■ WHAT NEEDS TO BE DONE ■
Lines containing the word "границ" are the ones to copy from the records below.

--- start RECORDS SUPPLIED ---

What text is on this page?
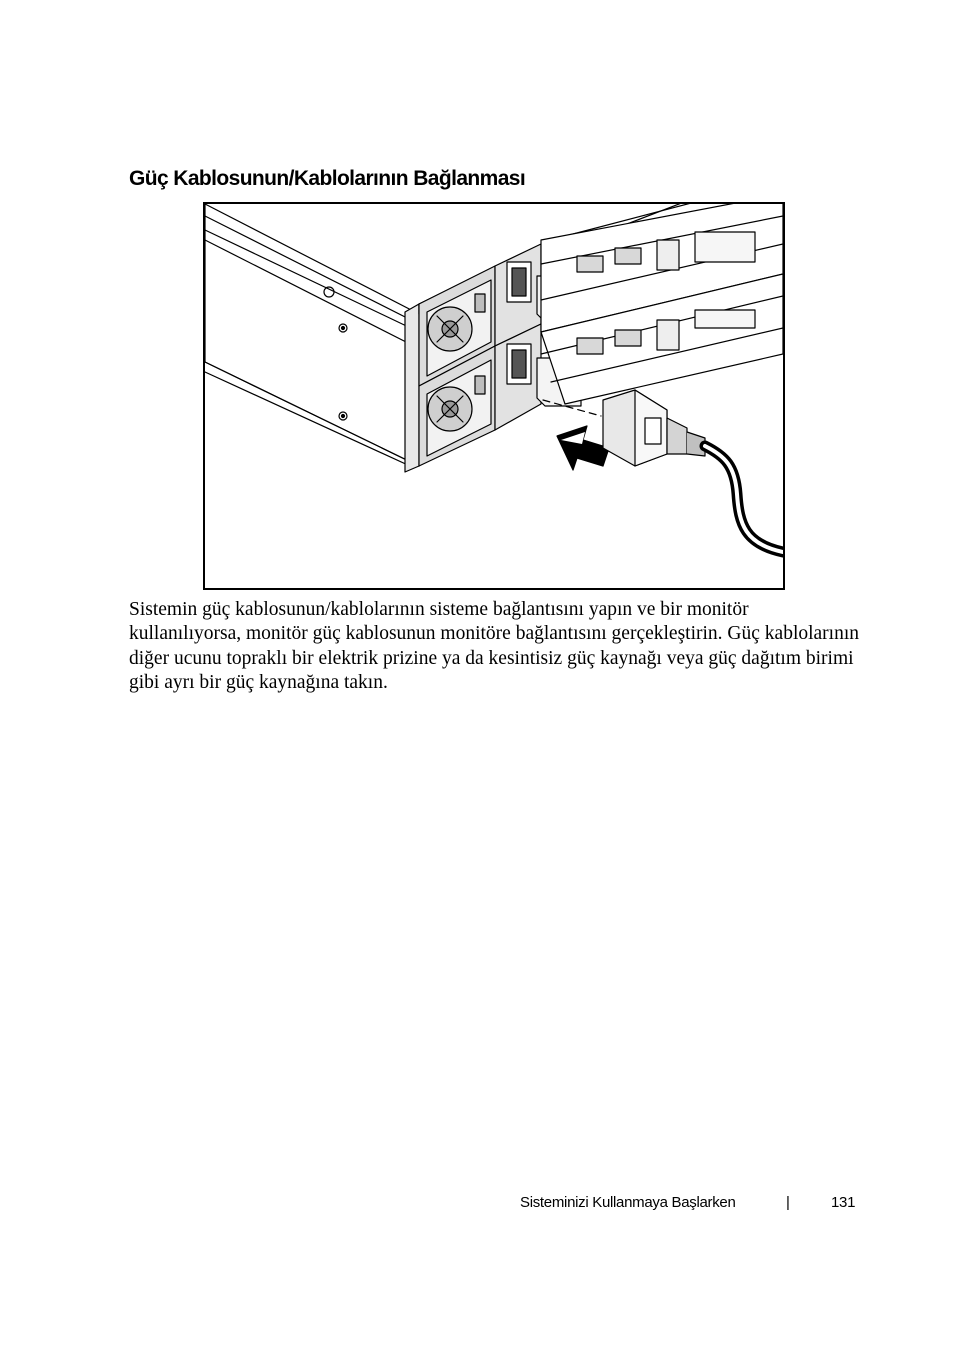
Güç Kablosunun/Kablolarının Bağlanması

Sistemin güç kablosunun/kablolarının sisteme bağlantısını yapın ve bir monitör kullanılıyorsa, monitör güç kablosunun monitöre bağlantısını gerçekleştirin. Güç kablolarının diğer ucunu topraklı bir elektrik prizine ya da kesintisiz güç kaynağı veya güç dağıtım birimi gibi ayrı bir güç kaynağına takın.

Sisteminizi Kullanmaya Başlarken	|	131
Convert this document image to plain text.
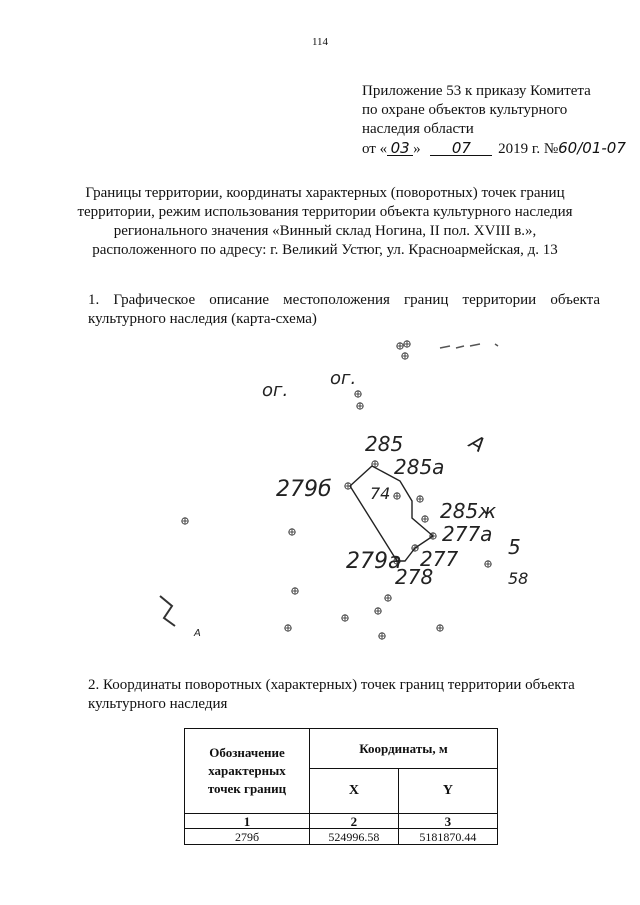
114
Приложение 53 к приказу Комитета
по охране объектов культурного
наследия области
от « 03 » 07 2019 г. №60/01-07
Границы территории, координаты характерных (поворотных) точек границ
территории, режим использования территории объекта культурного наследия
регионального значения «Винный склад Ногина, II пол. XVIII в.»,
расположенного по адресу: г. Великий Устюг, ул. Красноармейская, д. 13
1. Графическое описание местоположения границ территории объекта культурного наследия (карта-схема)
ог.
ог.
285
285а
279б 74
285ж
277а
279а 277
278
5
58
А
А
2. Координаты поворотных (характерных) точек границ территории объекта
культурного наследия
Обозначение
характерных
точек границ	Координаты, м	
	X	Y
1	2	3
279б	524996.58	5181870.44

--- end RECORDS SUPPLIED ---

■ ANSWER IN FULL ■
Границы территории, координаты характерных (поворотных) точек границ
1. Графическое описание местоположения границ территории объекта культурного наследия (карта-схема)
2. Координаты поворотных (характерных) точек границ территории объекта
точек границ	Координаты, м	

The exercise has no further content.